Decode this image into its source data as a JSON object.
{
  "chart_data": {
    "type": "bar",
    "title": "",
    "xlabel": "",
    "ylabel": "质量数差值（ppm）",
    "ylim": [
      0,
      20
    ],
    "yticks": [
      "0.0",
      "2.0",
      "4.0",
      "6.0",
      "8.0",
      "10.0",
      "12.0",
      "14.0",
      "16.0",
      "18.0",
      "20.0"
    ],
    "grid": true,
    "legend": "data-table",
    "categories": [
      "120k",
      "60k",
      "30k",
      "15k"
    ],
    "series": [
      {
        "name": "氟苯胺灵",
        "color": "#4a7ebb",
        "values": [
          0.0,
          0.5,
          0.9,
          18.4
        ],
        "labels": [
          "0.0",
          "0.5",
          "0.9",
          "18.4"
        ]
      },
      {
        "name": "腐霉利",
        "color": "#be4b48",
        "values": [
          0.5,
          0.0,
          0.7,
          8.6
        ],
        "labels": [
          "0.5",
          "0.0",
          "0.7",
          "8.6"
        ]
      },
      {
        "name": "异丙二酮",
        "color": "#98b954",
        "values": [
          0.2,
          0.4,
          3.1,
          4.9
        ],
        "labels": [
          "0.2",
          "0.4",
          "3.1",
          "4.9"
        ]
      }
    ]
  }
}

+---+

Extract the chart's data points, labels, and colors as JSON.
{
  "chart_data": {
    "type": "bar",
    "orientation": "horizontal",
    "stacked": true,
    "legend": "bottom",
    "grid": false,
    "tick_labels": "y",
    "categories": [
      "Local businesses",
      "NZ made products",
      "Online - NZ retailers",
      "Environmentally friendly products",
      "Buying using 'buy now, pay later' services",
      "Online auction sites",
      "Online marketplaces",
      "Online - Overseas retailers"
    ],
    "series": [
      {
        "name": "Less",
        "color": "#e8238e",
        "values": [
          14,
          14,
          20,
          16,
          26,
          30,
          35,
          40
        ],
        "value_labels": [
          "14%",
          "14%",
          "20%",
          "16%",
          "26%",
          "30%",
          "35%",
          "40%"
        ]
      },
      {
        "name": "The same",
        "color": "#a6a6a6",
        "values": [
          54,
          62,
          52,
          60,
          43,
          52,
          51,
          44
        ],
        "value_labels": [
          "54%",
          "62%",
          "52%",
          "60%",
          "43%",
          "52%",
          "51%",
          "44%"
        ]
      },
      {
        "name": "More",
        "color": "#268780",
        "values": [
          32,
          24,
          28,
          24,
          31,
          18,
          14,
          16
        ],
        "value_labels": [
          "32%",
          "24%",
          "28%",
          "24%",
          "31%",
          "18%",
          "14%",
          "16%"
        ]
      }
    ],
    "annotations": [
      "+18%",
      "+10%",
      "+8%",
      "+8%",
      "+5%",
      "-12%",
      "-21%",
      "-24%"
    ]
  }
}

+---+

▶ **Task details**
Look for the word "products" and return every line where it occurs.

▶ **The result**
      "NZ made products",
      "Environmentally friendly products",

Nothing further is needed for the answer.